■ **EXERCISE DESCRIPTION**:
Take each line that has the word "氢气球点燃后剧烈燃烧" and return it.

■ **EXERCISE MATERIAL**:
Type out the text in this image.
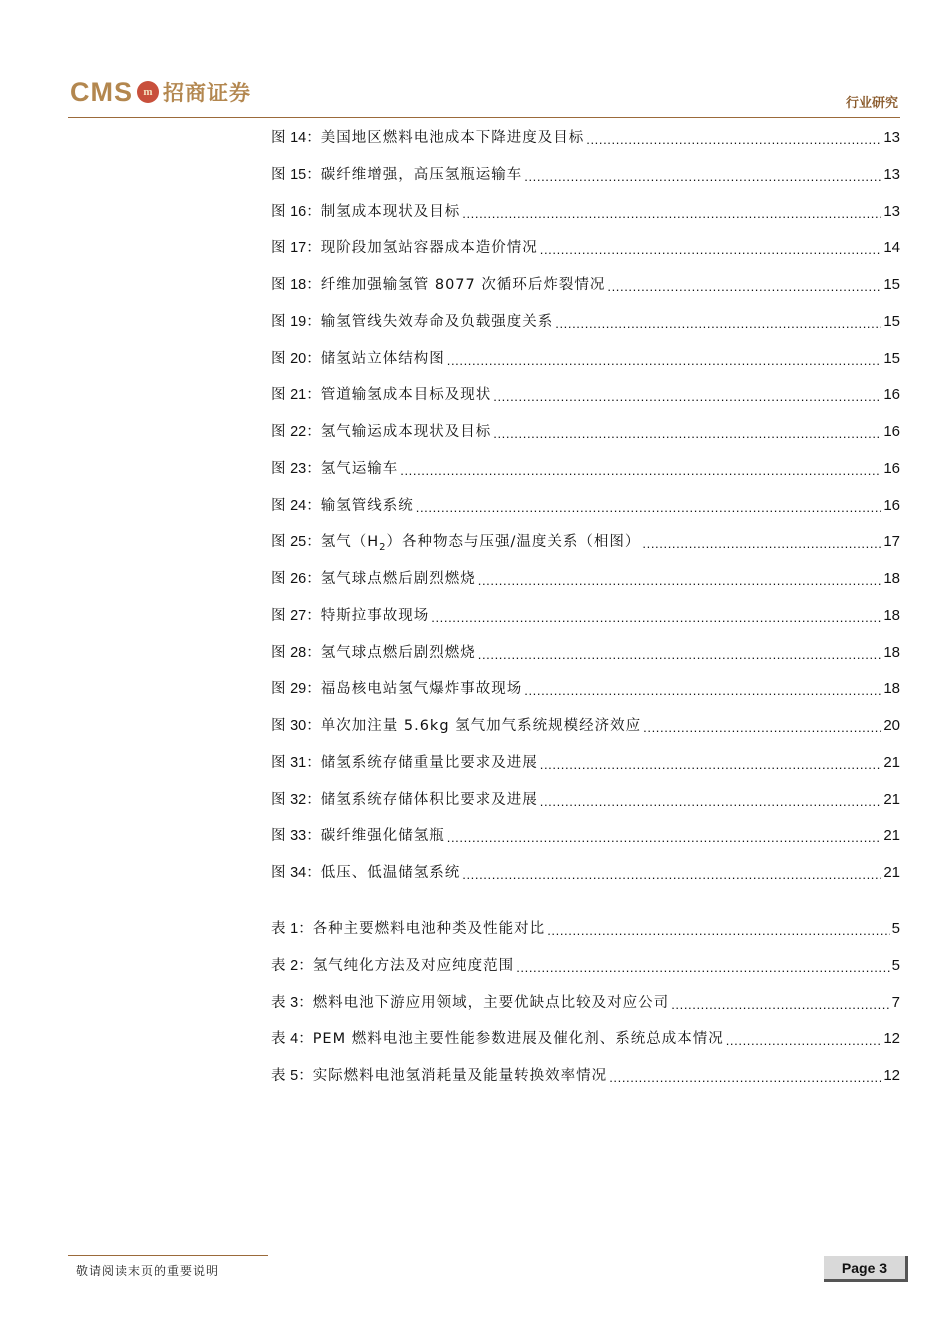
CMS m 招商证券	行业研究
图 14： 美国地区燃料电池成本下降进度及目标 .....	13
图 15： 碳纤维增强，高压氢瓶运输车 .....	13
图 16： 制氢成本现状及目标 .....	13
图 17： 现阶段加氢站容器成本造价情况 .....	14
图 18： 纤维加强输氢管 8077 次循环后炸裂情况 .....	15
图 19： 输氢管线失效寿命及负载强度关系 .....	15
图 20： 储氢站立体结构图 .....	15
图 21： 管道输氢成本目标及现状 .....	16
图 22： 氢气输运成本现状及目标 .....	16
图 23： 氢气运输车 .....	16
图 24： 输氢管线系统 .....	16
图 25： 氢气$(H_2)$各种物态与压强/温度关系（相图） .....	17
图 26： 氢气球点燃后剧烈燃烧 .....	18
图 27： 特斯拉事故现场 .....	18
图 28： 氢气球点燃后剧烈燃烧 .....	18
图 29： 福岛核电站氢气爆炸事故现场 .....	18
图 30： 单次加注量 5.6kg 氢气加气系统规模经济效应 .....	20
图 31： 储氢系统存储重量比要求及进展 .....	21
图 32： 储氢系统存储体积比要求及进展 .....	21
图 33： 碳纤维强化储氢瓶 .....	21
图 34： 低压、低温储氢系统 .....	21
表 1： 各种主要燃料电池种类及性能对比 .....	5
表 2： 氢气纯化方法及对应纯度范围 .....	5
表 3： 燃料电池下游应用领域，主要优缺点比较及对应公司 .....	7
表 4： PEM 燃料电池主要性能参数进展及催化剂、系统总成本情况 .....	12
表 5： 实际燃料电池氢消耗量及能量转换效率情况 .....	12
敬请阅读末页的重要说明	Page 3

■ **ANSWER TO THE TASK**:
图 26： 氢气球点燃后剧烈燃烧 .....	18
图 28： 氢气球点燃后剧烈燃烧 .....	18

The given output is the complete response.